## Task instructions
Can all of these lines be returned exactly?

========================

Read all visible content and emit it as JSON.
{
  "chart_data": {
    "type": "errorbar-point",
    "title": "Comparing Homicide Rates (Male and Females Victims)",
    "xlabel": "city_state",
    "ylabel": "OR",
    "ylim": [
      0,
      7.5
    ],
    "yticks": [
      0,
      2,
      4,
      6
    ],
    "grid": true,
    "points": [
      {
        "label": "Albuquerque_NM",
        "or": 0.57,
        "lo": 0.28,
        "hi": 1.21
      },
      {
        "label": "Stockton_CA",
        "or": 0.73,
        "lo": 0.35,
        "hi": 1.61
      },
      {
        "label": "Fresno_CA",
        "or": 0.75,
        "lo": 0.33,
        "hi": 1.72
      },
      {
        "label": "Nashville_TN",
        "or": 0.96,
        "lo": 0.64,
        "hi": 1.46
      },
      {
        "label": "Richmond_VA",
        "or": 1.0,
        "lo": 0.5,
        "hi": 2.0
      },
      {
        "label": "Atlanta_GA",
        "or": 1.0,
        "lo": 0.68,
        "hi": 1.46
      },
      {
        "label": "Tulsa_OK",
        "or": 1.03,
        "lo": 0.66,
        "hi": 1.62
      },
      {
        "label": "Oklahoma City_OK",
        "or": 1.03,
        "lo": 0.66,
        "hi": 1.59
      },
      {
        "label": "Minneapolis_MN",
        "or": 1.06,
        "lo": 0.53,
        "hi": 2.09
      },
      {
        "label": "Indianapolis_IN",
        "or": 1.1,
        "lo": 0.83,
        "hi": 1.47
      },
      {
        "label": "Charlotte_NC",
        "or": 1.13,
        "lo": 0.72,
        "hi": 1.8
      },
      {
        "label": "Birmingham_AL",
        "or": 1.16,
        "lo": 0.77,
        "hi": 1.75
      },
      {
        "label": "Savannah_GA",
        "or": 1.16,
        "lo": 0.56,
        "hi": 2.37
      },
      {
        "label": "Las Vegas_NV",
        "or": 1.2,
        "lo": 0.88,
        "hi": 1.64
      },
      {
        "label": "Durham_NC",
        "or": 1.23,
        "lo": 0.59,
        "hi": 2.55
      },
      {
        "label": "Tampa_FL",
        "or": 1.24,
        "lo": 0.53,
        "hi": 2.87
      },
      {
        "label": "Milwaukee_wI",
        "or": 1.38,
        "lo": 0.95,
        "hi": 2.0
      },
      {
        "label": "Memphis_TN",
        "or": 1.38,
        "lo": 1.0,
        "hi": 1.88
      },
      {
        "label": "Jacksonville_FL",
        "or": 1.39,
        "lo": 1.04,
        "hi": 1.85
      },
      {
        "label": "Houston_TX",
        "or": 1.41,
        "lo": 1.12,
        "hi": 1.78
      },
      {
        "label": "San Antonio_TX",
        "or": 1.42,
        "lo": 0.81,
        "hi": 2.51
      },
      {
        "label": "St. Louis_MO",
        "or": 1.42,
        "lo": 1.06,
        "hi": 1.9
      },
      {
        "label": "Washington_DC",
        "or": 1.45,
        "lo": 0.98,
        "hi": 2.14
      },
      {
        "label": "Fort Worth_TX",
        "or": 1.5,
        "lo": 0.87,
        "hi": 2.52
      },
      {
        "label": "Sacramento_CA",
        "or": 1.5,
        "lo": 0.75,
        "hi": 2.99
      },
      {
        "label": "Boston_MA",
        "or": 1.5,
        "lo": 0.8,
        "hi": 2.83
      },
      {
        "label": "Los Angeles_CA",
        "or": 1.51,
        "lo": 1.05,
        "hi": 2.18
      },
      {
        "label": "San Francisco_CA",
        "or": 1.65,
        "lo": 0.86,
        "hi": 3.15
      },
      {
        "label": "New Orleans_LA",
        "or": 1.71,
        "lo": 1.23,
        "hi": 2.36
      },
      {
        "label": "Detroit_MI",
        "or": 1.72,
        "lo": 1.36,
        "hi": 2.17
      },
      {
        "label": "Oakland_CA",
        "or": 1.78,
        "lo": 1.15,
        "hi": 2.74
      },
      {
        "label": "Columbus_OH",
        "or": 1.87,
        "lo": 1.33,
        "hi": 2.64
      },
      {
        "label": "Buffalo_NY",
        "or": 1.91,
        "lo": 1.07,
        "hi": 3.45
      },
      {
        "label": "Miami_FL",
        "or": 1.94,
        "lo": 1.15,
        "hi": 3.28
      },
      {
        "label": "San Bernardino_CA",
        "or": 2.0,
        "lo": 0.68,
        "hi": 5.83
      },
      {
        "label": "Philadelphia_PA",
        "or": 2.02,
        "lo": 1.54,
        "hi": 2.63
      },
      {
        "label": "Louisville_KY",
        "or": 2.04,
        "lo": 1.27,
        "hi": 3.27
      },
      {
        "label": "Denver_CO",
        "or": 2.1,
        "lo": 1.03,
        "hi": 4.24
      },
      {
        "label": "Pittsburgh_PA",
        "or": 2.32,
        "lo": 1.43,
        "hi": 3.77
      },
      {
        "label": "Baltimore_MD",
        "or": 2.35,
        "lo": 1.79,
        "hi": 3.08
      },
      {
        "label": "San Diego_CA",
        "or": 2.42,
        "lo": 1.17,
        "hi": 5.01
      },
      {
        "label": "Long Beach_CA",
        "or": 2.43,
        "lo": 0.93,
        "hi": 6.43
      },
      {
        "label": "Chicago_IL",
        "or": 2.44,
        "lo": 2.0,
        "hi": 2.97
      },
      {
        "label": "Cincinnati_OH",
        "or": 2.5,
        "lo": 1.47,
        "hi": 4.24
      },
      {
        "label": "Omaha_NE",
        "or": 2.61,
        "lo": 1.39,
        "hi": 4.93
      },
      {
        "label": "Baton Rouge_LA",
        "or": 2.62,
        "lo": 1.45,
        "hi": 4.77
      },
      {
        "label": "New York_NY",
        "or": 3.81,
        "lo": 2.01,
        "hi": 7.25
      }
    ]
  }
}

========================

## Solution for this task
Read all visible content and emit it as JSON.
{
  "chart_data": {
    "type": "errorbar-point",
    "title": "Comparing Homicide Rates (Male and Females Victims)",
    "xlabel": "city_state",
    "ylabel": "OR",
    "ylim": [
      0,
      7.5
    ],
    "yticks": [
      0,
      2,
      4,
      6
    ],
    "grid": true,
    "points": [
      {
        "label": "Albuquerque_NM",
        "or": 0.57,
        "lo": 0.28,
        "hi": 1.21
      },
      {
        "label": "Stockton_CA",
        "or": 0.73,
        "lo": 0.35,
        "hi": 1.61
      },
      {
        "label": "Fresno_CA",
        "or": 0.75,
        "lo": 0.33,
        "hi": 1.72
      },
      {
        "label": "Nashville_TN",
        "or": 0.96,
        "lo": 0.64,
        "hi": 1.46
      },
      {
        "label": "Richmond_VA",
        "or": 1.0,
        "lo": 0.5,
        "hi": 2.0
      },
      {
        "label": "Atlanta_GA",
        "or": 1.0,
        "lo": 0.68,
        "hi": 1.46
      },
      {
        "label": "Tulsa_OK",
        "or": 1.03,
        "lo": 0.66,
        "hi": 1.62
      },
      {
        "label": "Oklahoma City_OK",
        "or": 1.03,
        "lo": 0.66,
        "hi": 1.59
      },
      {
        "label": "Minneapolis_MN",
        "or": 1.06,
        "lo": 0.53,
        "hi": 2.09
      },
      {
        "label": "Indianapolis_IN",
        "or": 1.1,
        "lo": 0.83,
        "hi": 1.47
      },
      {
        "label": "Charlotte_NC",
        "or": 1.13,
        "lo": 0.72,
        "hi": 1.8
      },
      {
        "label": "Birmingham_AL",
        "or": 1.16,
        "lo": 0.77,
        "hi": 1.75
      },
      {
        "label": "Savannah_GA",
        "or": 1.16,
        "lo": 0.56,
        "hi": 2.37
      },
      {
        "label": "Las Vegas_NV",
        "or": 1.2,
        "lo": 0.88,
        "hi": 1.64
      },
      {
        "label": "Durham_NC",
        "or": 1.23,
        "lo": 0.59,
        "hi": 2.55
      },
      {
        "label": "Tampa_FL",
        "or": 1.24,
        "lo": 0.53,
        "hi": 2.87
      },
      {
        "label": "Milwaukee_wI",
        "or": 1.38,
        "lo": 0.95,
        "hi": 2.0
      },
      {
        "label": "Memphis_TN",
        "or": 1.38,
        "lo": 1.0,
        "hi": 1.88
      },
      {
        "label": "Jacksonville_FL",
        "or": 1.39,
        "lo": 1.04,
        "hi": 1.85
      },
      {
        "label": "Houston_TX",
        "or": 1.41,
        "lo": 1.12,
        "hi": 1.78
      },
      {
        "label": "San Antonio_TX",
        "or": 1.42,
        "lo": 0.81,
        "hi": 2.51
      },
      {
        "label": "St. Louis_MO",
        "or": 1.42,
        "lo": 1.06,
        "hi": 1.9
      },
      {
        "label": "Washington_DC",
        "or": 1.45,
        "lo": 0.98,
        "hi": 2.14
      },
      {
        "label": "Fort Worth_TX",
        "or": 1.5,
        "lo": 0.87,
        "hi": 2.52
      },
      {
        "label": "Sacramento_CA",
        "or": 1.5,
        "lo": 0.75,
        "hi": 2.99
      },
      {
        "label": "Boston_MA",
        "or": 1.5,
        "lo": 0.8,
        "hi": 2.83
      },
      {
        "label": "Los Angeles_CA",
        "or": 1.51,
        "lo": 1.05,
        "hi": 2.18
      },
      {
        "label": "San Francisco_CA",
        "or": 1.65,
        "lo": 0.86,
        "hi": 3.15
      },
      {
        "label": "New Orleans_LA",
        "or": 1.71,
        "lo": 1.23,
        "hi": 2.36
      },
      {
        "label": "Detroit_MI",
        "or": 1.72,
        "lo": 1.36,
        "hi": 2.17
      },
      {
        "label": "Oakland_CA",
        "or": 1.78,
        "lo": 1.15,
        "hi": 2.74
      },
      {
        "label": "Columbus_OH",
        "or": 1.87,
        "lo": 1.33,
        "hi": 2.64
      },
      {
        "label": "Buffalo_NY",
        "or": 1.91,
        "lo": 1.07,
        "hi": 3.45
      },
      {
        "label": "Miami_FL",
        "or": 1.94,
        "lo": 1.15,
        "hi": 3.28
      },
      {
        "label": "San Bernardino_CA",
        "or": 2.0,
        "lo": 0.68,
        "hi": 5.83
      },
      {
        "label": "Philadelphia_PA",
        "or": 2.02,
        "lo": 1.54,
        "hi": 2.63
      },
      {
        "label": "Louisville_KY",
        "or": 2.04,
        "lo": 1.27,
        "hi": 3.27
      },
      {
        "label": "Denver_CO",
        "or": 2.1,
        "lo": 1.03,
        "hi": 4.24
      },
      {
        "label": "Pittsburgh_PA",
        "or": 2.32,
        "lo": 1.43,
        "hi": 3.77
      },
      {
        "label": "Baltimore_MD",
        "or": 2.35,
        "lo": 1.79,
        "hi": 3.08
      },
      {
        "label": "San Diego_CA",
        "or": 2.42,
        "lo": 1.17,
        "hi": 5.01
      },
      {
        "label": "Long Beach_CA",
        "or": 2.43,
        "lo": 0.93,
        "hi": 6.43
      },
      {
        "label": "Chicago_IL",
        "or": 2.44,
        "lo": 2.0,
        "hi": 2.97
      },
      {
        "label": "Cincinnati_OH",
        "or": 2.5,
        "lo": 1.47,
        "hi": 4.24
      },
      {
        "label": "Omaha_NE",
        "or": 2.61,
        "lo": 1.39,
        "hi": 4.93
      },
      {
        "label": "Baton Rouge_LA",
        "or": 2.62,
        "lo": 1.45,
        "hi": 4.77
      },
      {
        "label": "New York_NY",
        "or": 3.81,
        "lo": 2.01,
        "hi": 7.25
      }
    ]
  }
}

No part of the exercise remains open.